→ **TASK INSTRUCTIONS**
Take all the material and copy it exactly.
------------------------------------------------
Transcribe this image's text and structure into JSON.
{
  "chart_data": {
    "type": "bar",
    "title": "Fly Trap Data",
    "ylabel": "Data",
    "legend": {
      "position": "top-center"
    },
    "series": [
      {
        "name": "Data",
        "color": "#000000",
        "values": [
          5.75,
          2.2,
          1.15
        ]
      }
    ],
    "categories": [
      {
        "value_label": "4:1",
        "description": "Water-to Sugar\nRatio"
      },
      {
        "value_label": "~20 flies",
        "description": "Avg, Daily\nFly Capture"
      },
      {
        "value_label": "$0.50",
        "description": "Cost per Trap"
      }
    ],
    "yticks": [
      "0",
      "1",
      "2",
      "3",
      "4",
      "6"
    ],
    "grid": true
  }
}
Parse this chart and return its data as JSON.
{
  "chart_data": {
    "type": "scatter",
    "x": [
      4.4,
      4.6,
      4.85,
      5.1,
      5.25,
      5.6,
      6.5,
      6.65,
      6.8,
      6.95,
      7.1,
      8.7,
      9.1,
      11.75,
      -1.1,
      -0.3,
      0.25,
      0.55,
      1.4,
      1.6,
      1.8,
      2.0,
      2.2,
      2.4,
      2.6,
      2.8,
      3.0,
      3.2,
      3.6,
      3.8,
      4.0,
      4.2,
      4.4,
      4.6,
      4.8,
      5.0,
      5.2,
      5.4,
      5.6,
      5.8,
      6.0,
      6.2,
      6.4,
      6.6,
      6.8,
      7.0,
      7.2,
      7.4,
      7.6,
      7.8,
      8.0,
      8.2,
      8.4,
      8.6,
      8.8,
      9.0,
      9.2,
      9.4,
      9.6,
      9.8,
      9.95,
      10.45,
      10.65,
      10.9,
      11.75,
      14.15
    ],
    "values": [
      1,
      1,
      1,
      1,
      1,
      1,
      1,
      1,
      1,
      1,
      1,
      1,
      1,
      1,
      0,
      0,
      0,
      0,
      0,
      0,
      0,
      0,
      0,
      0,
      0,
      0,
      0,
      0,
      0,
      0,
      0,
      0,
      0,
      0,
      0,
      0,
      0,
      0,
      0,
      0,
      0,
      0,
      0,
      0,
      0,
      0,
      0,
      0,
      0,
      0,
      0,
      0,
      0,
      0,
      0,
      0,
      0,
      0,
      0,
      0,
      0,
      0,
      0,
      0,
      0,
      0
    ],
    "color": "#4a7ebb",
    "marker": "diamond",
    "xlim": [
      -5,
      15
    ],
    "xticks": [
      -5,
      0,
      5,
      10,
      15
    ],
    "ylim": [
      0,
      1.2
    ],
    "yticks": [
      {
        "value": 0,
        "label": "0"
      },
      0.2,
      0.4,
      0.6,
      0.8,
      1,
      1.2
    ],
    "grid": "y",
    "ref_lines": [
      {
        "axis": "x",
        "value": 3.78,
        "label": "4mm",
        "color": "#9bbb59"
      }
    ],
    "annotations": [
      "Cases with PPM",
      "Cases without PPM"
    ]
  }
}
------------------------------------------------
→ **FINISHED TASK**
Transcribe this image's text and structure into JSON.
{
  "chart_data": {
    "type": "bar",
    "title": "Fly Trap Data",
    "ylabel": "Data",
    "legend": {
      "position": "top-center"
    },
    "series": [
      {
        "name": "Data",
        "color": "#000000",
        "values": [
          5.75,
          2.2,
          1.15
        ]
      }
    ],
    "categories": [
      {
        "value_label": "4:1",
        "description": "Water-to Sugar\nRatio"
      },
      {
        "value_label": "~20 flies",
        "description": "Avg, Daily\nFly Capture"
      },
      {
        "value_label": "$0.50",
        "description": "Cost per Trap"
      }
    ],
    "yticks": [
      "0",
      "1",
      "2",
      "3",
      "4",
      "6"
    ],
    "grid": true
  }
}
Parse this chart and return its data as JSON.
{
  "chart_data": {
    "type": "scatter",
    "x": [
      4.4,
      4.6,
      4.85,
      5.1,
      5.25,
      5.6,
      6.5,
      6.65,
      6.8,
      6.95,
      7.1,
      8.7,
      9.1,
      11.75,
      -1.1,
      -0.3,
      0.25,
      0.55,
      1.4,
      1.6,
      1.8,
      2.0,
      2.2,
      2.4,
      2.6,
      2.8,
      3.0,
      3.2,
      3.6,
      3.8,
      4.0,
      4.2,
      4.4,
      4.6,
      4.8,
      5.0,
      5.2,
      5.4,
      5.6,
      5.8,
      6.0,
      6.2,
      6.4,
      6.6,
      6.8,
      7.0,
      7.2,
      7.4,
      7.6,
      7.8,
      8.0,
      8.2,
      8.4,
      8.6,
      8.8,
      9.0,
      9.2,
      9.4,
      9.6,
      9.8,
      9.95,
      10.45,
      10.65,
      10.9,
      11.75,
      14.15
    ],
    "values": [
      1,
      1,
      1,
      1,
      1,
      1,
      1,
      1,
      1,
      1,
      1,
      1,
      1,
      1,
      0,
      0,
      0,
      0,
      0,
      0,
      0,
      0,
      0,
      0,
      0,
      0,
      0,
      0,
      0,
      0,
      0,
      0,
      0,
      0,
      0,
      0,
      0,
      0,
      0,
      0,
      0,
      0,
      0,
      0,
      0,
      0,
      0,
      0,
      0,
      0,
      0,
      0,
      0,
      0,
      0,
      0,
      0,
      0,
      0,
      0,
      0,
      0,
      0,
      0,
      0,
      0
    ],
    "color": "#4a7ebb",
    "marker": "diamond",
    "xlim": [
      -5,
      15
    ],
    "xticks": [
      -5,
      0,
      5,
      10,
      15
    ],
    "ylim": [
      0,
      1.2
    ],
    "yticks": [
      {
        "value": 0,
        "label": "0"
      },
      0.2,
      0.4,
      0.6,
      0.8,
      1,
      1.2
    ],
    "grid": "y",
    "ref_lines": [
      {
        "axis": "x",
        "value": 3.78,
        "label": "4mm",
        "color": "#9bbb59"
      }
    ],
    "annotations": [
      "Cases with PPM",
      "Cases without PPM"
    ]
  }
}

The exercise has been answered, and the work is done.